> _GIVEN EXERCISE 1_
Summarize the National Stationery Show recap in three sentences.
> _GIVEN EXERCISE 2_
Resume the National Stationery Show recap, picking up right after its last sentence.

After lunch, I walked most of the National Stationery Show, and just when I was getting blurry-eyed  I happened upon the booth for We R Memory Keepers, and met the dynamo who was giving demonstrations of their Cinch Book Binder, one Stephanie Coleman.  Good heavens.  That woman is AMAZING!  No matter what was thrown at her, she had the answer - all the while binding books, demonstrating new products, zooming around the booth to grab samples, and making it all look so simple.  I walked away a half-hour later with orders for most of their products, and can hardly wait to get them!  I'm dreaming of hand-bound books with my designs, both fabric and paper!

But, back to the recap - here is my take on all of this:  There are thousands of really good surface design artists out there.  Thousands.  And with the economy the way it still is, I think that for a new artist to get picked up by any major company is a very slim chance.  Buyers are looking for proven sellers, designs that are backed by known artists who have years of experience in surface design, and the street-wise knowledge that comes from having been "out there".  I just didn't feel like the newbies were getting that much attention at this show...and although the buyers may have really wanted new blood, they are constrained by what the general public is actually plunking down money for.  I may be wrong, but that's what it felt like.

So, a long "Thinking Walk" back to the hotel for a nap, under NYC "low ceiling" skies:

And then, a lovely dinner at Ai Fiori on 5th Avenue, with their renowned Lamb Chops:

Followed by a night-time shopping trip to Lord and Taylor!  I love New York City!  Tomorrow, I'll tell you what I found while exploring the amazing shops in the Garment District.

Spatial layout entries
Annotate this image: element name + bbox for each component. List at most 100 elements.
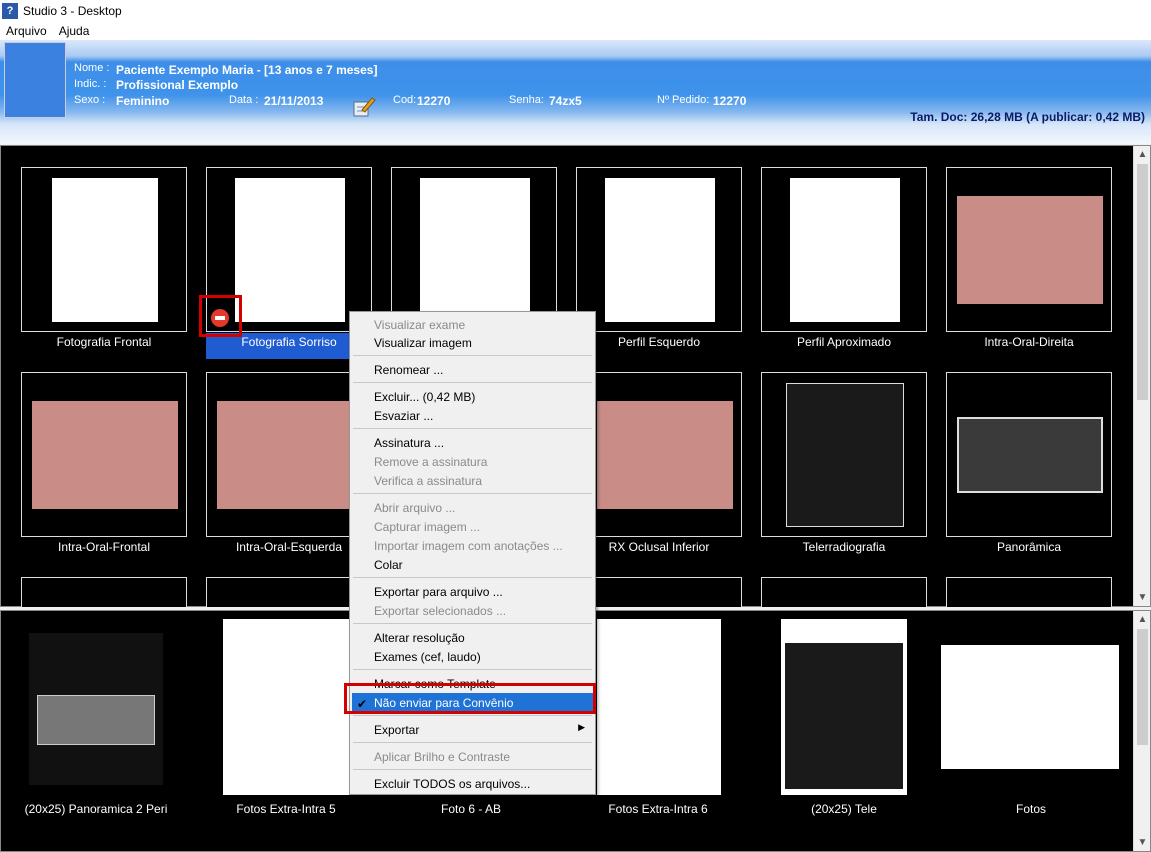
menu-separator — [353, 577, 592, 578]
tele-doc-thumb[interactable] — [781, 619, 907, 795]
bottom-scrollbar[interactable]: ▲ ▼ — [1133, 611, 1150, 851]
menu-visualizar-imagem[interactable]: Visualizar imagem — [374, 336, 472, 350]
thumb-row3-6[interactable] — [946, 577, 1112, 607]
thumb-row3-4[interactable] — [576, 577, 742, 607]
menu-separator — [353, 769, 592, 770]
label-intra-oral-direita: Intra-Oral-Direita — [984, 335, 1074, 349]
scroll-up-icon[interactable]: ▲ — [1134, 146, 1151, 163]
label-intra-oral-esquerda: Intra-Oral-Esquerda — [235, 540, 343, 554]
label-tele: (20x25) Tele — [811, 802, 877, 816]
teeth-image — [957, 196, 1103, 304]
menu-renomear[interactable]: Renomear ... — [374, 363, 443, 377]
scroll-thumb[interactable] — [1137, 629, 1148, 745]
teeth-image — [217, 401, 363, 509]
face-image — [235, 178, 345, 322]
thumb-perfil-aproximado[interactable] — [761, 167, 927, 332]
sexo-label: Sexo : — [74, 94, 106, 106]
annotation-highlight — [344, 683, 596, 714]
app-icon[interactable]: ? — [2, 3, 18, 19]
label-perfil-aproximado: Perfil Aproximado — [796, 335, 892, 349]
doc-size: Tam. Doc: 26,28 MB (A publicar: 0,42 MB) — [910, 110, 1145, 124]
patient-photo[interactable] — [4, 42, 66, 118]
xray-image — [957, 417, 1103, 493]
menu-abrir-arquivo: Abrir arquivo ... — [374, 501, 456, 515]
menu-verifica-assinatura: Verifica a assinatura — [374, 474, 483, 488]
indic-label: Indic. : — [74, 78, 107, 90]
menu-exportar-selecionados: Exportar selecionados ... — [374, 604, 507, 618]
fotos-thumb[interactable] — [941, 645, 1119, 769]
label-foto-6-ab: Foto 6 - AB — [440, 802, 502, 816]
menu-separator — [353, 669, 592, 670]
scroll-down-icon[interactable]: ▼ — [1134, 834, 1151, 851]
label-rx-oclusal-inferior: RX Oclusal Inferior — [608, 540, 710, 554]
menu-bar: Arquivo Ajuda — [0, 22, 1151, 40]
menu-separator — [353, 355, 592, 356]
fotos-extra-intra-5-thumb[interactable] — [223, 619, 349, 795]
block-status-icon[interactable] — [199, 295, 242, 337]
menu-colar[interactable]: Colar — [374, 558, 403, 572]
data-label: Data : — [229, 94, 259, 106]
menu-importar-imagem: Importar imagem com anotações ... — [374, 539, 563, 553]
menu-ajuda[interactable]: Ajuda — [53, 24, 96, 38]
menu-esvaziar[interactable]: Esvaziar ... — [374, 409, 433, 423]
edit-pen-icon[interactable] — [352, 94, 376, 118]
thumb-fotografia-frontal[interactable] — [21, 167, 187, 332]
menu-assinatura[interactable]: Assinatura ... — [374, 436, 444, 450]
window-title: Studio 3 - Desktop — [23, 4, 122, 18]
teeth-image — [32, 401, 178, 509]
thumb-panoramica[interactable] — [946, 372, 1112, 537]
scroll-thumb[interactable] — [1137, 164, 1148, 400]
top-scrollbar[interactable]: ▲ ▼ — [1133, 146, 1150, 606]
cod-label: Cod: — [393, 94, 417, 106]
face-image — [52, 178, 158, 322]
panoramica-doc-thumb[interactable] — [29, 633, 163, 785]
label-panoramica-2-peri: (20x25) Panoramica 2 Peri — [24, 802, 168, 816]
face-image — [605, 178, 715, 322]
thumb-rx-oclusal-inferior[interactable] — [576, 372, 742, 537]
label-fotografia-frontal: Fotografia Frontal — [56, 335, 152, 349]
fotos-extra-intra-6-thumb[interactable] — [597, 619, 721, 795]
menu-alterar-resolucao[interactable]: Alterar resolução — [374, 631, 465, 645]
menu-exportar[interactable]: Exportar — [374, 723, 419, 737]
thumb-row3-1[interactable] — [21, 577, 187, 607]
patient-header: Nome : Paciente Exemplo Maria - [13 anos… — [0, 40, 1151, 144]
teeth-image — [597, 401, 733, 509]
thumb-row3-2[interactable] — [206, 577, 372, 607]
menu-exportar-arquivo[interactable]: Exportar para arquivo ... — [374, 585, 503, 599]
patient-indic: Profissional Exemplo — [116, 78, 239, 92]
thumb-telerradiografia[interactable] — [761, 372, 927, 537]
patient-name: Paciente Exemplo Maria - [13 anos e 7 me… — [116, 63, 378, 77]
menu-separator — [353, 742, 592, 743]
menu-visualizar-exame: Visualizar exame — [374, 318, 466, 332]
thumb-perfil-direito[interactable] — [391, 167, 557, 332]
label-telerradiografia: Telerradiografia — [802, 540, 886, 554]
pedido-label: Nº Pedido: — [657, 94, 710, 106]
thumb-row3-5[interactable] — [761, 577, 927, 607]
context-menu: Visualizar exame Visualizar imagem Renom… — [349, 311, 596, 795]
scroll-up-icon[interactable]: ▲ — [1134, 611, 1151, 628]
label-fotos: Fotos — [1015, 802, 1046, 816]
thumb-intra-oral-esquerda[interactable] — [206, 372, 372, 537]
title-bar: ? Studio 3 - Desktop — [0, 0, 1151, 22]
menu-remove-assinatura: Remove a assinatura — [374, 455, 488, 469]
patient-data: 21/11/2013 — [264, 94, 324, 108]
patient-cod: 12270 — [417, 94, 451, 108]
menu-separator — [353, 382, 592, 383]
thumb-perfil-esquerdo[interactable] — [576, 167, 742, 332]
scroll-down-icon[interactable]: ▼ — [1134, 589, 1151, 606]
xray-image — [37, 695, 155, 745]
menu-separator — [353, 623, 592, 624]
label-panoramica: Panorâmica — [996, 540, 1062, 554]
label-fotos-extra-intra-5: Fotos Extra-Intra 5 — [236, 802, 336, 816]
menu-separator — [353, 715, 592, 716]
thumb-intra-oral-direita[interactable] — [946, 167, 1112, 332]
menu-excluir-todos[interactable]: Excluir TODOS os arquivos... — [374, 777, 530, 791]
thumb-intra-oral-frontal[interactable] — [21, 372, 187, 537]
patient-sexo: Feminino — [116, 94, 170, 108]
menu-arquivo[interactable]: Arquivo — [0, 24, 53, 38]
menu-exames[interactable]: Exames (cef, laudo) — [374, 650, 481, 664]
xray-image — [785, 643, 903, 789]
nome-label: Nome : — [74, 62, 110, 74]
senha-label: Senha: — [509, 94, 544, 106]
menu-excluir[interactable]: Excluir... (0,42 MB) — [374, 390, 475, 404]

> _OUTPUT 1_
At the National Stationery Show, the writer met Stephanie Coleman at the We R Memory Keepers booth, watched her demonstrate the Cinch Book Binder, and ordered most of the company's products. The writer felt that with thousands of good surface design artists and a still-weak economy, buyers favored proven, experienced artists, so newcomers drew little attention. The day ended with a walk back to the hotel, dinner at Ai Fiori on 5th Avenue, and a night-time shopping trip to Lord and Taylor.

> _OUTPUT 2_
Wednesday, May 18, 2011

New York Style

Back from New York, and sooo much to tell you!  We hit the ground running on Sunday afternoon, and landed right in the middle of the Hell's Kitchen 9th Avenue Food Festival, a delightful intro that really showed the neighborhood NYC Style that I love so much.  There was Opera on the street:

And lots of pets who were very happy to be at the Festival with their Humans:

Waiting to score snacks.

Clearly an Opera lover - she cocked her head on high notes, and closed her eyes in pleasure.

A little shy, but her Human was very protective...
Our favorite of the day was the DJ who was selling CD's from his booth, but had the crowd rocking with him all afternoon - I've never seen such a diverse group of people spontaneously jump into a street dance!

He's the one in the green shirt - and he was GOOD.   

 I did some shopping, of course-

And then it was time to browse some of the neighborhood grocery stores - I wish I could get my food here; it is all so fresh, so beautifully presented.  So lucky, you New York people!

An amazing array of Olive Oils, and this was only one wall!
Hundreds of Cheeses, stacked so pretty.

And, of course, the standard New York Deli buffet that we dove into:

This is only one row of offerings...there were four separate aisles of food, from cold to hot. Yummy!
 After a hot shower and fresh clothes, we headed out to Sushi Samba on Park, and reveled in Fusion Sushi, New York style! 

Now I know where Chef Mark at Shallotte Cattle Barn got his inspiration for the Cattle Barn Roll!
Sublime.  Happy Campers.  Next post: Surtex and the National Stationery Show!

Friday, May 13, 2011

Beach Cottage Renovation - Half Way!

I'm so excited by the progress made this week - just look at my new stairs!

 No more clumsy man-handling of the vacuum, no more worn path up the middle!  These will get a clear coat, just like the floor.  We'll see how slippery they are - could be a runner has to be put in place, but I hope not.

And, look at my new peninsula and cabinets:

The new vent hood is just visible over to the upper right - when the HVAC guys hooked it up, they stated that it would, indeed, lift the hair on my head when I turn it on.  That is just so perfect for the seared tuna, crab boils, grilled whatever, and flash-sauteed mahi-mahi that will continue to get cooked in this kitchen.  Only now, the whole house won't smell like dinner for 12 hours!

The refrigerator nook is finished except for the doors and painting...

There will be a pantry on the right hand side, and a pull-out pantry on the upper left.  Lots of storage.

See how the refrigerator is just inching over, trying to sneak into her new room?  She's going to be SO HAPPY there, no more grease splattering on her from the stove.  And, I settled on my paint colors, and wound up with a Valspar collection for the whole house - yummy sea oat, sand, and puffy white cloud colors.  Should be great with the new black Kitchen Island:

Got this at: before I sold the store.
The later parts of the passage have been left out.